- TASK TO COMPLETE:
Reproduce only this part of the listing: the line with "Enumerate this screenshot's", plus every line after it through the last.

- Excerpts from a figure dataset:
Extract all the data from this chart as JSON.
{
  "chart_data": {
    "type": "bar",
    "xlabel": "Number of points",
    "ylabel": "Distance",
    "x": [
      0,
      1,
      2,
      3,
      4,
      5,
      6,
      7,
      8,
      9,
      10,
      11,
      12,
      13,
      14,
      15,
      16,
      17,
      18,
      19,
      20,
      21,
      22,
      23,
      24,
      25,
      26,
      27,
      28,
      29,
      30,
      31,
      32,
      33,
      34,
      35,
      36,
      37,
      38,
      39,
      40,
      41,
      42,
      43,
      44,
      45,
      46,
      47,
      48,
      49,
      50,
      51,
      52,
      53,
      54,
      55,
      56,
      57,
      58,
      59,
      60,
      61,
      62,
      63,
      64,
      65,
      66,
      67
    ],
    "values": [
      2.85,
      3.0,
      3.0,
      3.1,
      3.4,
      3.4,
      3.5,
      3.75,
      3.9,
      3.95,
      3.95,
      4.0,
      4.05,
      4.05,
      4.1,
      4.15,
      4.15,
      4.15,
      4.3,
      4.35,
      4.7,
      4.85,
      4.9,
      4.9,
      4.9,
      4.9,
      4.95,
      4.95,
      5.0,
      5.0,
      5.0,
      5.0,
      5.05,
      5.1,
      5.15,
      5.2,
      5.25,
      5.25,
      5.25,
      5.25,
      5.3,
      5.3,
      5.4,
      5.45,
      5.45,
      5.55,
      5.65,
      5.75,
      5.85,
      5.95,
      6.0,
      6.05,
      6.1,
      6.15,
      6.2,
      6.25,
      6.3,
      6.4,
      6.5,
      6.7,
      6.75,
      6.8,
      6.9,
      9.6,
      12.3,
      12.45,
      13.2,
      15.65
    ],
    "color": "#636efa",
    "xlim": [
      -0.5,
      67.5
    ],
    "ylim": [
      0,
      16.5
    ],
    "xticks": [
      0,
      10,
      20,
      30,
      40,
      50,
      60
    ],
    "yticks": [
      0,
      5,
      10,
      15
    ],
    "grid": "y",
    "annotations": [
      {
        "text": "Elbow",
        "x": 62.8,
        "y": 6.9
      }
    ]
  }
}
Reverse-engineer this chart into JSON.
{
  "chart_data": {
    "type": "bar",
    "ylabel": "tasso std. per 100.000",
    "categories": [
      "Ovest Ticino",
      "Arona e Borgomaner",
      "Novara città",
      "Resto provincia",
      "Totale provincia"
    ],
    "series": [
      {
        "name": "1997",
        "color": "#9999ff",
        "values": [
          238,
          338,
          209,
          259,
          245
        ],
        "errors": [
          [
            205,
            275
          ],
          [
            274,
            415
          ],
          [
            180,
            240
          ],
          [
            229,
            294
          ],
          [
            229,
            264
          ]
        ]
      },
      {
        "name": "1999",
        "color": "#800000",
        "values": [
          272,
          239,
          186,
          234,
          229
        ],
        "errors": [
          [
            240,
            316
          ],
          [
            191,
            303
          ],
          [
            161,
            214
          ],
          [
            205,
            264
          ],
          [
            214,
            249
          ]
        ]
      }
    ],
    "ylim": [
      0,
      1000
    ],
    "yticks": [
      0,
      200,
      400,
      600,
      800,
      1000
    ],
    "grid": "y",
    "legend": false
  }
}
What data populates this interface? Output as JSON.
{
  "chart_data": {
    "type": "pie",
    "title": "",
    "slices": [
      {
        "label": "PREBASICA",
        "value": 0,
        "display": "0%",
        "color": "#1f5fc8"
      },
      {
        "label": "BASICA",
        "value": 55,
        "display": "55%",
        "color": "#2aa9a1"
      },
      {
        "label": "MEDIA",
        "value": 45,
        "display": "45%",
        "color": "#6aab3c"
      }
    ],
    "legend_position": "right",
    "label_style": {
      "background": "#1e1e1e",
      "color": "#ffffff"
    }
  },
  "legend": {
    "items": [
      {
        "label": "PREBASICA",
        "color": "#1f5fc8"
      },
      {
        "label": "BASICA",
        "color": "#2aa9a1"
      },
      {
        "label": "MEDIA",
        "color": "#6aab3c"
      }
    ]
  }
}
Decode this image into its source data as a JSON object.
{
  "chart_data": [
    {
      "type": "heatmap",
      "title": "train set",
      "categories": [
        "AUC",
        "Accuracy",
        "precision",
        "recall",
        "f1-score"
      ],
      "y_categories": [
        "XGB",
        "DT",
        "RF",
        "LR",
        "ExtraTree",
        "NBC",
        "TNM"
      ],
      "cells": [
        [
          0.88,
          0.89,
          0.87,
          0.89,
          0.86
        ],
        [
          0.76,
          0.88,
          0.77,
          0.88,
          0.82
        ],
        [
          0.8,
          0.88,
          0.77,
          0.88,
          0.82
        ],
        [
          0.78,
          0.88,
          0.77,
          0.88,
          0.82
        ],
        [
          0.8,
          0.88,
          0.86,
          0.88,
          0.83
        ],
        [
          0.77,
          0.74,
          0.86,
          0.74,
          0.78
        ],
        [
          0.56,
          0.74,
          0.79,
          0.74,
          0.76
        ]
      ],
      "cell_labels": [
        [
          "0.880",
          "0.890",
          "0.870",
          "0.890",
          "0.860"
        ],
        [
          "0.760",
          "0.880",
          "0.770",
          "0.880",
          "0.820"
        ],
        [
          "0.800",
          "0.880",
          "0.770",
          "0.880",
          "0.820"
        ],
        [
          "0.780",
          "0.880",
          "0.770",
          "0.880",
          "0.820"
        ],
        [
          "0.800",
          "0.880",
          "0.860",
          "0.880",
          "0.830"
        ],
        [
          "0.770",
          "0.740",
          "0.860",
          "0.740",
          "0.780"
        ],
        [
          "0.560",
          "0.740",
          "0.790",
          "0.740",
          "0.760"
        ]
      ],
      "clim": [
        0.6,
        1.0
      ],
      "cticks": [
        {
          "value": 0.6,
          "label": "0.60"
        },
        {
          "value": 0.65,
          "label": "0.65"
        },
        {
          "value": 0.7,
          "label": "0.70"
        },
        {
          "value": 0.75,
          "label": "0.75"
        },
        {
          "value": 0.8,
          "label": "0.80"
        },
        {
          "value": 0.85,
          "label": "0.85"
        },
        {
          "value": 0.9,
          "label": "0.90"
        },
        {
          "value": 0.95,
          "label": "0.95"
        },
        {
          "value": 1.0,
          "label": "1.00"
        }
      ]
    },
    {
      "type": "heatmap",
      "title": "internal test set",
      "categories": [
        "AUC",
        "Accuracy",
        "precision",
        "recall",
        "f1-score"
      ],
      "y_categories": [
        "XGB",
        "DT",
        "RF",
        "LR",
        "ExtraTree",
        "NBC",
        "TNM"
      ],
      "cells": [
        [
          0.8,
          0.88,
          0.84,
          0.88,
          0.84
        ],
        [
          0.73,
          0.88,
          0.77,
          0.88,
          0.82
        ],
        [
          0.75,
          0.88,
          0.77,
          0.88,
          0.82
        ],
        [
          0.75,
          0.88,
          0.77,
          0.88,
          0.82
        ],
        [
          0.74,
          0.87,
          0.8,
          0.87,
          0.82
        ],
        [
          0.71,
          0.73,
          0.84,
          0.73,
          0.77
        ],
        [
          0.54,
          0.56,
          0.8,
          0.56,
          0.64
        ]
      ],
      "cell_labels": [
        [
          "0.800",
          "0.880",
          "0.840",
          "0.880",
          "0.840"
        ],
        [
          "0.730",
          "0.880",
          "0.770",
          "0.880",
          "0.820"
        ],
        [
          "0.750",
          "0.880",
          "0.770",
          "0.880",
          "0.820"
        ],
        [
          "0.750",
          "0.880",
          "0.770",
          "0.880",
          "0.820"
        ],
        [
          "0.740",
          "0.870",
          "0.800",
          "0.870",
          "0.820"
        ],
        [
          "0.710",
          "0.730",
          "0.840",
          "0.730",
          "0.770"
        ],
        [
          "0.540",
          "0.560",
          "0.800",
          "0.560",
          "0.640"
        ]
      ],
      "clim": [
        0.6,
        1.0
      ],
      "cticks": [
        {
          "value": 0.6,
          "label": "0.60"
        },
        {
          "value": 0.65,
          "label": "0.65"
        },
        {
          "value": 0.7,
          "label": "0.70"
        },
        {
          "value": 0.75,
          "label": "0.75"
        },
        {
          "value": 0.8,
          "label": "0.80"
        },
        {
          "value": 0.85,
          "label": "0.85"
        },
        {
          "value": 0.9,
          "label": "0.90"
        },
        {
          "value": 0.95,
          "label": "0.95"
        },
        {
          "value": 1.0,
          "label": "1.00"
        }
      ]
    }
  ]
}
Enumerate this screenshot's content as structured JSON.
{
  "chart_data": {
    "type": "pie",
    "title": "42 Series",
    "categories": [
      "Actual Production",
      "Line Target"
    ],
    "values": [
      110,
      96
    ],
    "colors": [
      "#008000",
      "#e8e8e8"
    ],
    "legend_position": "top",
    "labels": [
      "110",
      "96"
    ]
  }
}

- EXPECTED OUTPUT:
Enumerate this screenshot's content as structured JSON.
{
  "chart_data": {
    "type": "pie",
    "title": "42 Series",
    "categories": [
      "Actual Production",
      "Line Target"
    ],
    "values": [
      110,
      96
    ],
    "colors": [
      "#008000",
      "#e8e8e8"
    ],
    "legend_position": "top",
    "labels": [
      "110",
      "96"
    ]
  }
}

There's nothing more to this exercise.